[Collected data]
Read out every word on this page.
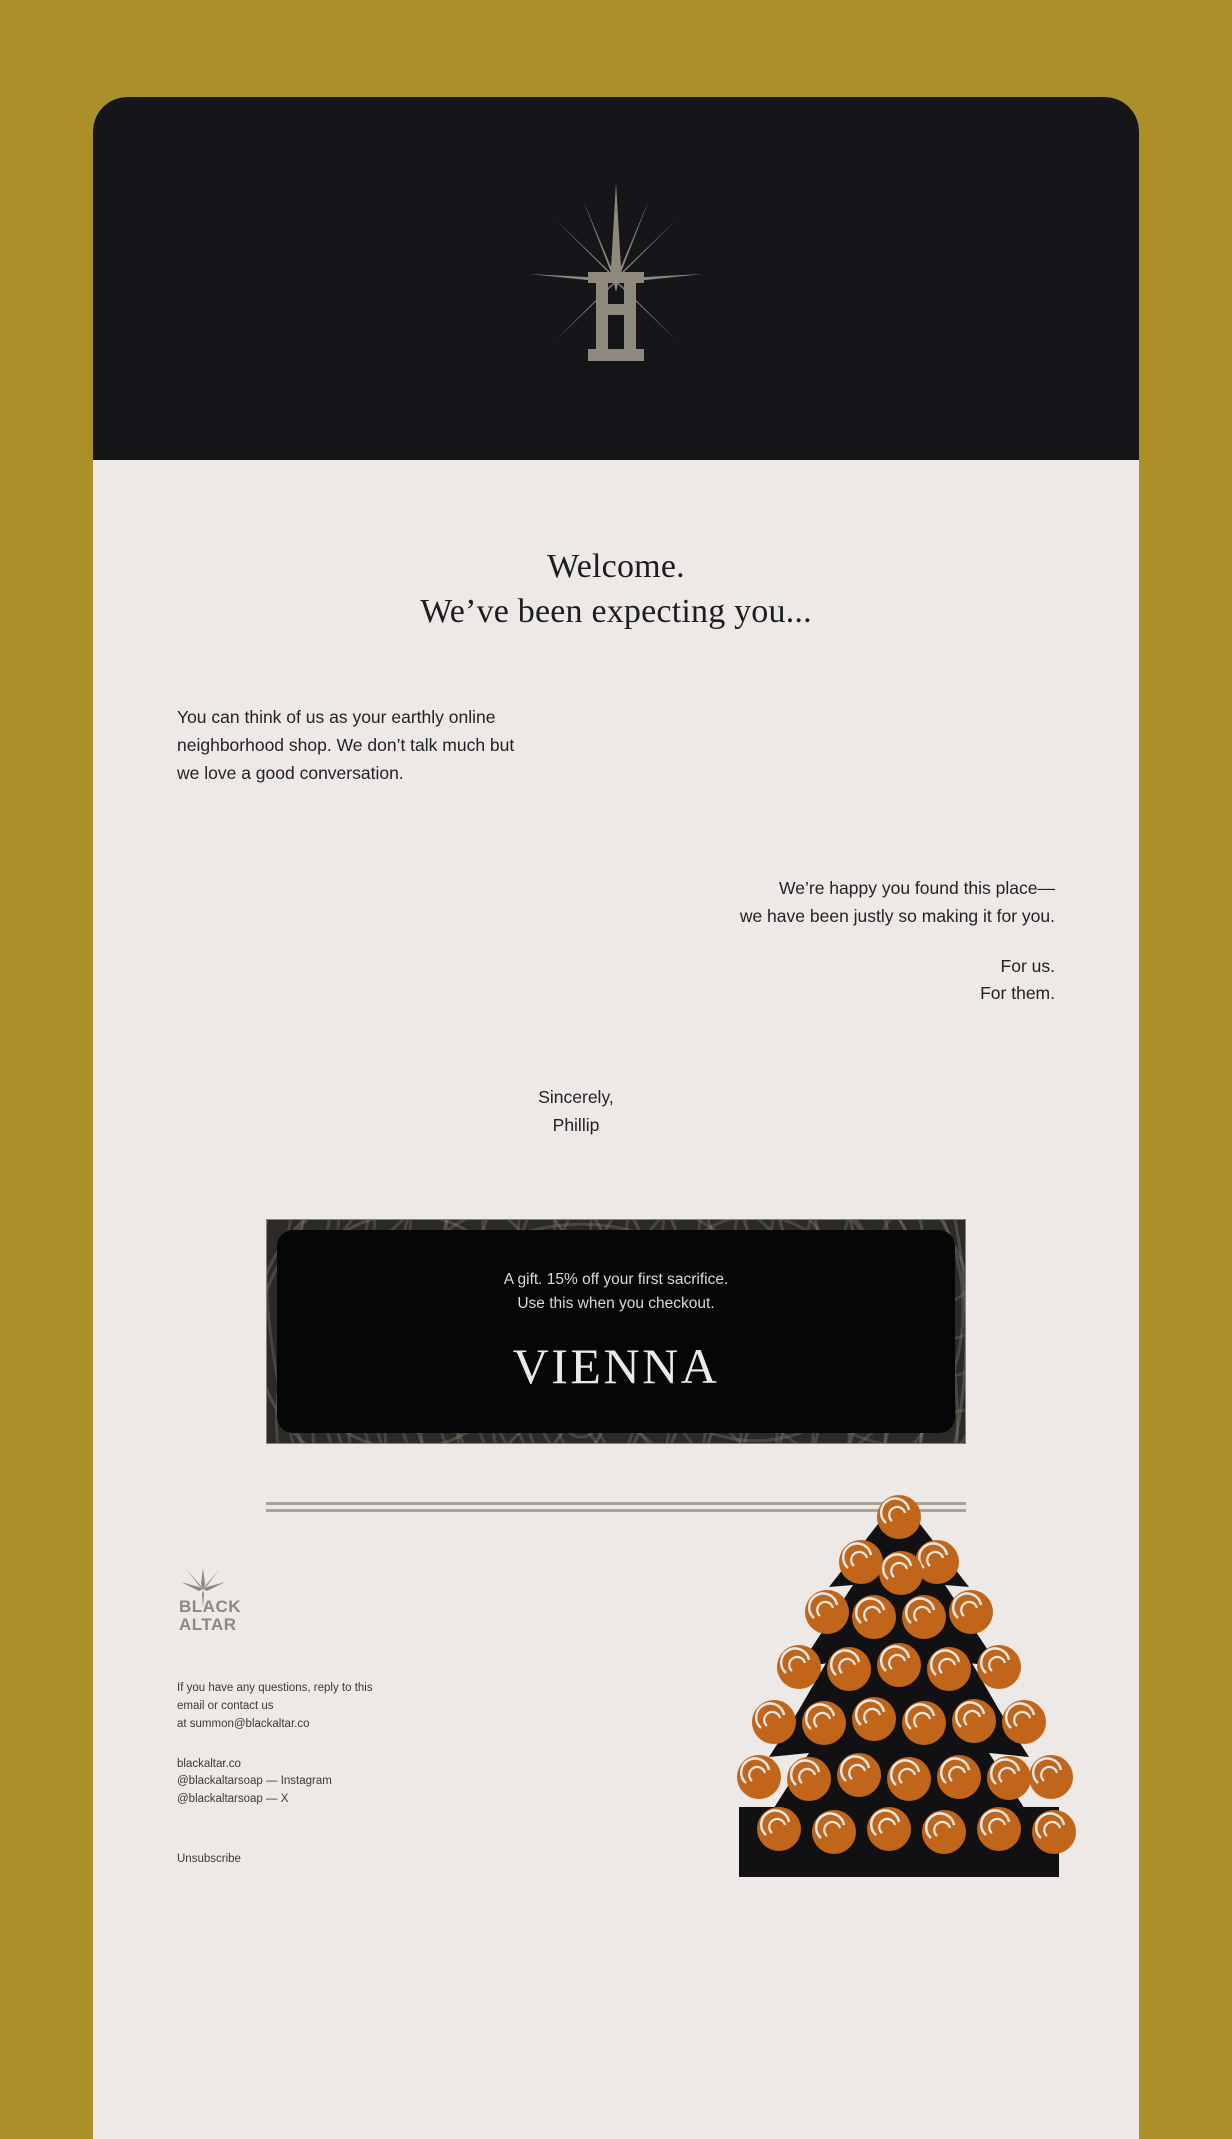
Welcome.
We’ve been expecting you...

You can think of us as your earthly online neighborhood shop. We don’t talk much but we love a good conversation.

We’re happy you found this place—
we have been justly so making it for you.
For us.
For them.
Sincerely,
Phillip
A gift. 15% off your first sacrifice.
Use this when you checkout.
VIENNA
BLACK
ALTAR
If you have any questions, reply to this
email or contact us
at summon@blackaltar.co
blackaltar.co
@blackaltarsoap — Instagram
@blackaltarsoap — X
Unsubscribe
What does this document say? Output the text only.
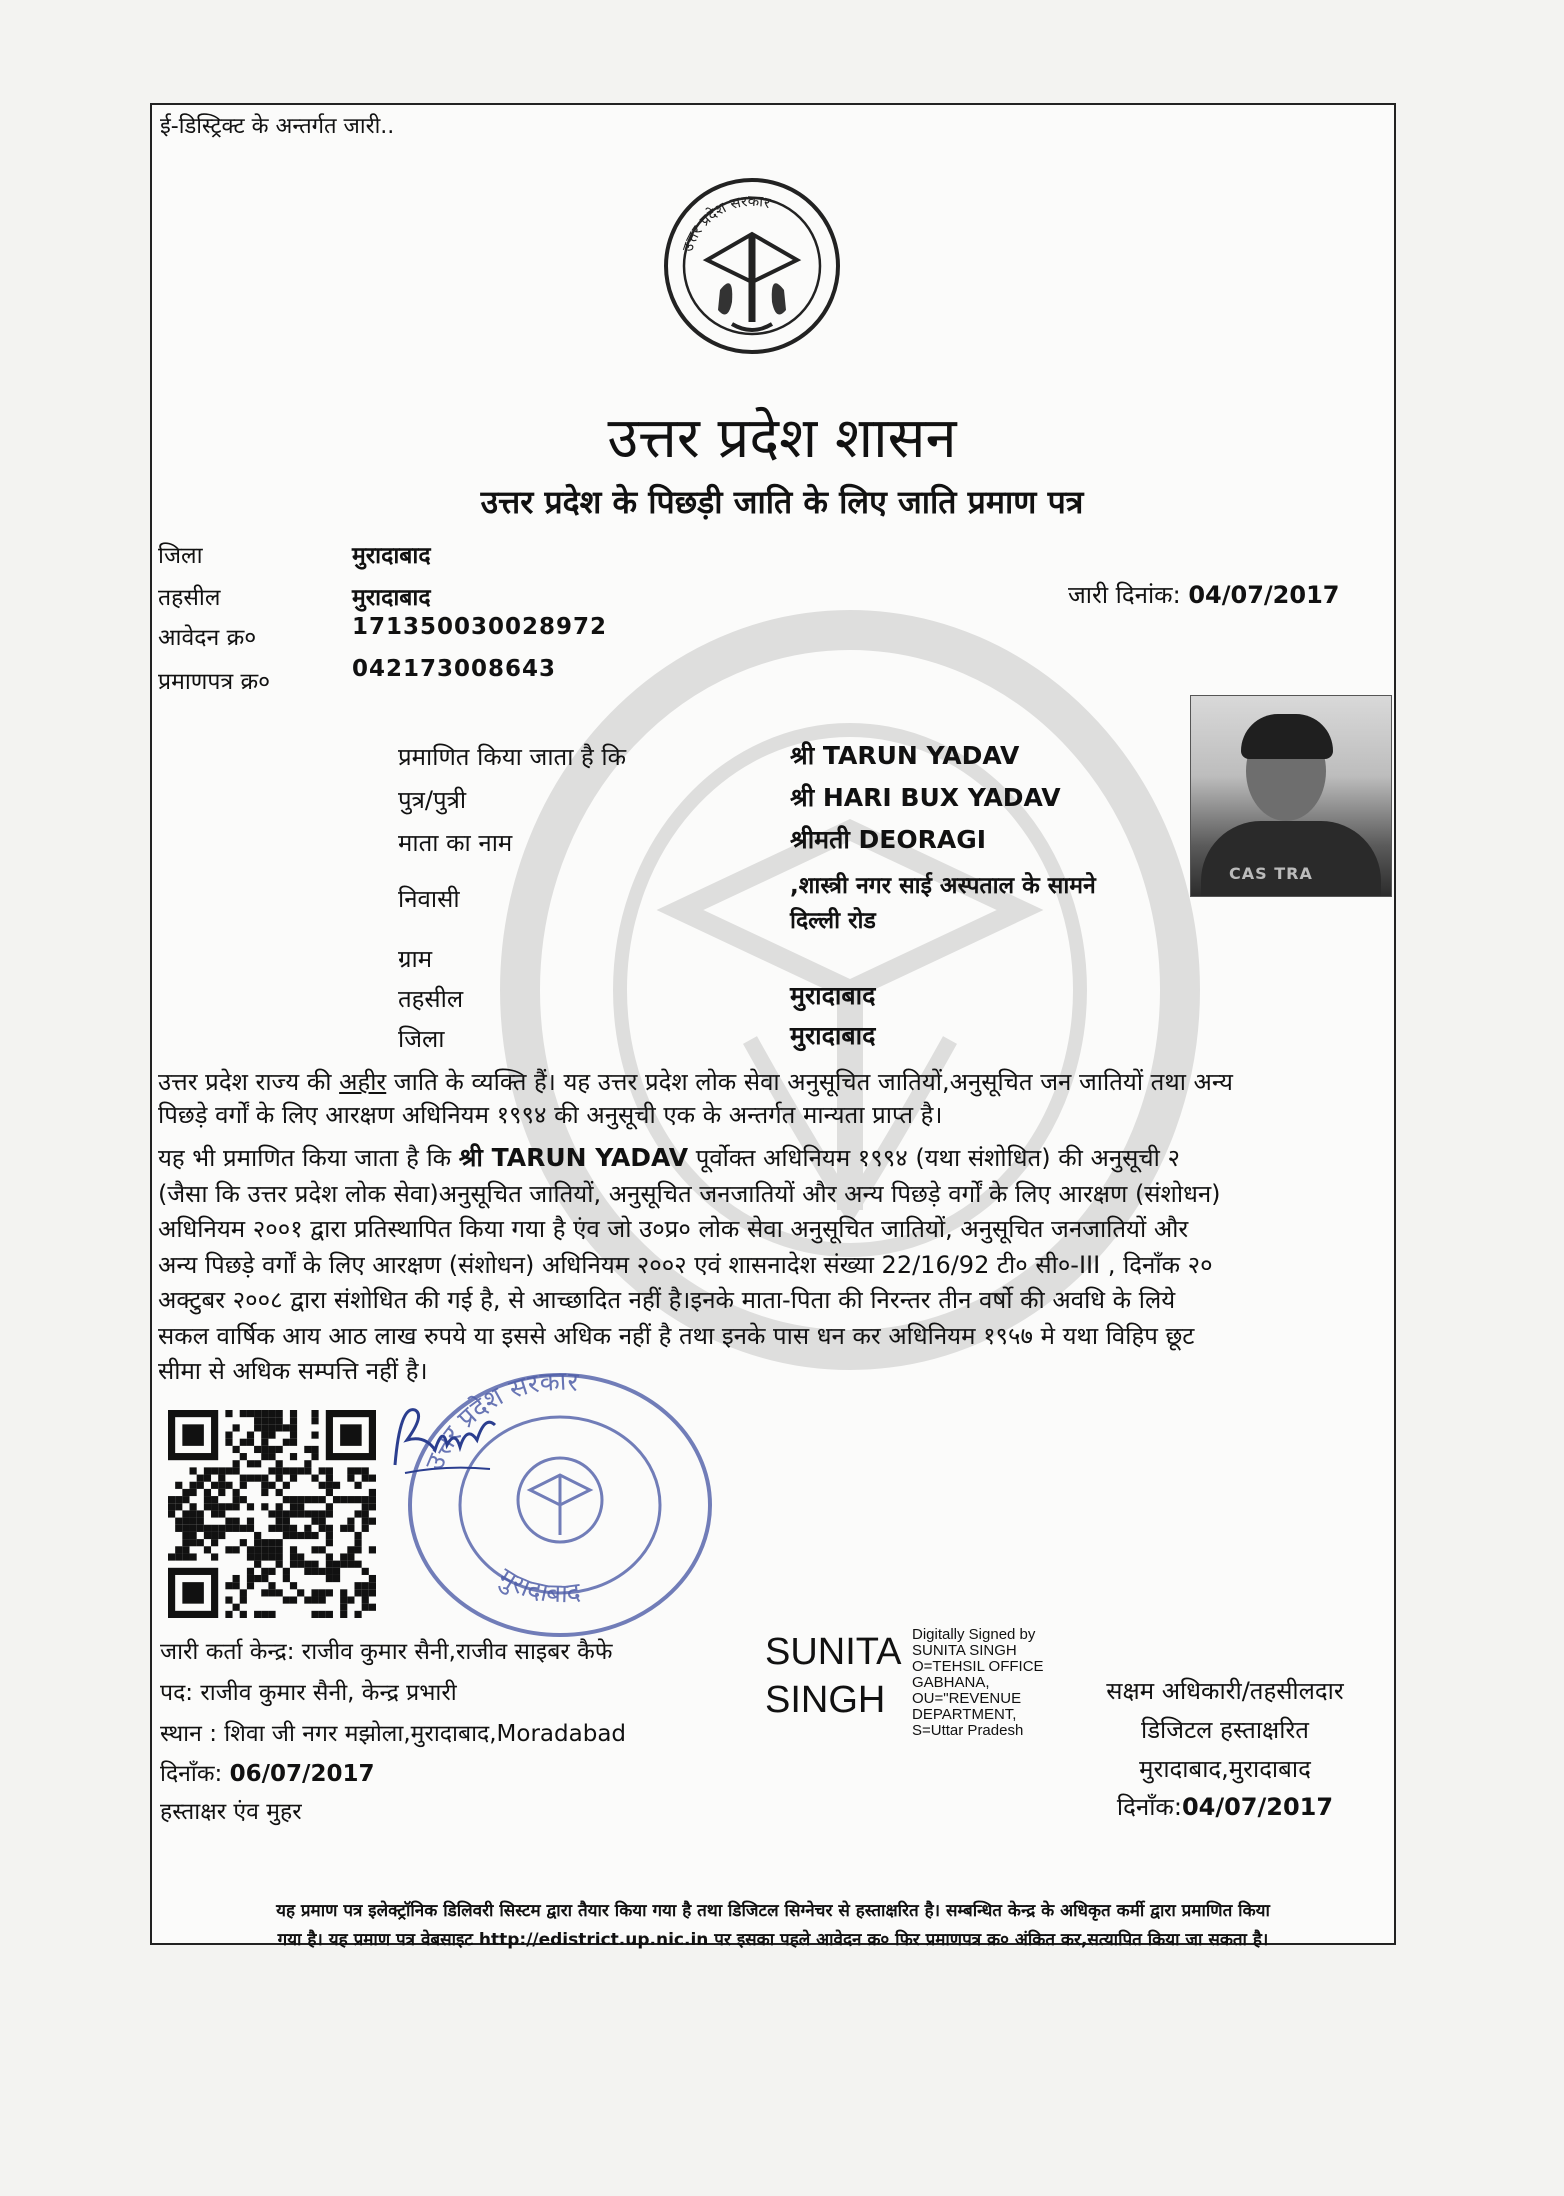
ई-डिस्ट्रिक्ट के अन्तर्गत जारी..
उत्तर प्रदेश सरकार
उत्तर प्रदेश शासन
उत्तर प्रदेश के पिछड़ी जाति के लिए जाति प्रमाण पत्र
जिला	मुरादाबाद
तहसील	मुरादाबाद
आवेदन क्र०	171350030028972
प्रमाणपत्र क्र०	042173008643
जारी दिनांक: 04/07/2017
CAS TRA
प्रमाणित किया जाता है कि	श्री TARUN YADAV
पुत्र/पुत्री	श्री HARI BUX YADAV
माता का नाम	श्रीमती DEORAGI
निवासी	,शास्त्री नगर साई अस्पताल के सामने
दिल्ली रोड
ग्राम
तहसील	मुरादाबाद
जिला	मुरादाबाद
उत्तर प्रदेश राज्य की अहीर जाति के व्यक्ति हैं। यह उत्तर प्रदेश लोक सेवा अनुसूचित जातियों,अनुसूचित जन जातियों तथा अन्य
पिछड़े वर्गों के लिए आरक्षण अधिनियम १९९४ की अनुसूची एक के अन्तर्गत मान्यता प्राप्त है।
यह भी प्रमाणित किया जाता है कि श्री TARUN YADAV पूर्वोक्त अधिनियम १९९४ (यथा संशोधित) की अनुसूची २
(जैसा कि उत्तर प्रदेश लोक सेवा)अनुसूचित जातियों, अनुसूचित जनजातियों और अन्य पिछड़े वर्गों के लिए आरक्षण (संशोधन)
अधिनियम २००१ द्वारा प्रतिस्थापित किया गया है एंव जो उ०प्र० लोक सेवा अनुसूचित जातियों, अनुसूचित जनजातियों और
अन्य पिछड़े वर्गों के लिए आरक्षण (संशोधन) अधिनियम २००२ एवं शासनादेश संख्या 22/16/92 टी० सी०-III , दिनाँक २०
अक्टुबर २००८ द्वारा संशोधित की गई है, से आच्छादित नहीं है।इनके माता-पिता की निरन्तर तीन वर्षो की अवधि के लिये
सकल वार्षिक आय आठ लाख रुपये या इससे अधिक नहीं है तथा इनके पास धन कर अधिनियम १९५७ मे यथा विहिप छूट
सीमा से अधिक सम्पत्ति नहीं है।
उत्तर प्रदेश सरकार
मुरादाबाद
जारी कर्ता केन्द्र: राजीव कुमार सैनी,राजीव साइबर कैफे
पद: राजीव कुमार सैनी, केन्द्र प्रभारी
स्थान : शिवा जी नगर मझोला,मुरादाबाद,Moradabad
दिनाँक: 06/07/2017
हस्ताक्षर एंव मुहर
SUNITA
SINGH
Digitally Signed by
SUNITA SINGH
O=TEHSIL OFFICE
GABHANA,
OU="REVENUE
DEPARTMENT,
S=Uttar Pradesh
सक्षम अधिकारी/तहसीलदार
डिजिटल हस्ताक्षरित
मुरादाबाद,मुरादाबाद
दिनाँक:04/07/2017
यह प्रमाण पत्र इलेक्ट्रॉनिक डिलिवरी सिस्टम द्वारा तैयार किया गया है तथा डिजिटल सिग्नेचर से हस्ताक्षरित है। सम्बन्धित केन्द्र के अधिकृत कर्मी द्वारा प्रमाणित किया
गया है। यह प्रमाण पत्र वेबसाइट http://edistrict.up.nic.in पर इसका पहले आवेदन क्र० फिर प्रमाणपत्र क्र० अंकित कर,सत्यापित किया जा सकता है।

STATED EXERCISE
Search the lines above for the string "your" and copy each line that has it.

ANSWER TO THIS EXERCISE
You can think of us as your earthly online neighborhood shop. We don’t talk much but we love a good conversation.
A gift. 15% off your first sacrifice.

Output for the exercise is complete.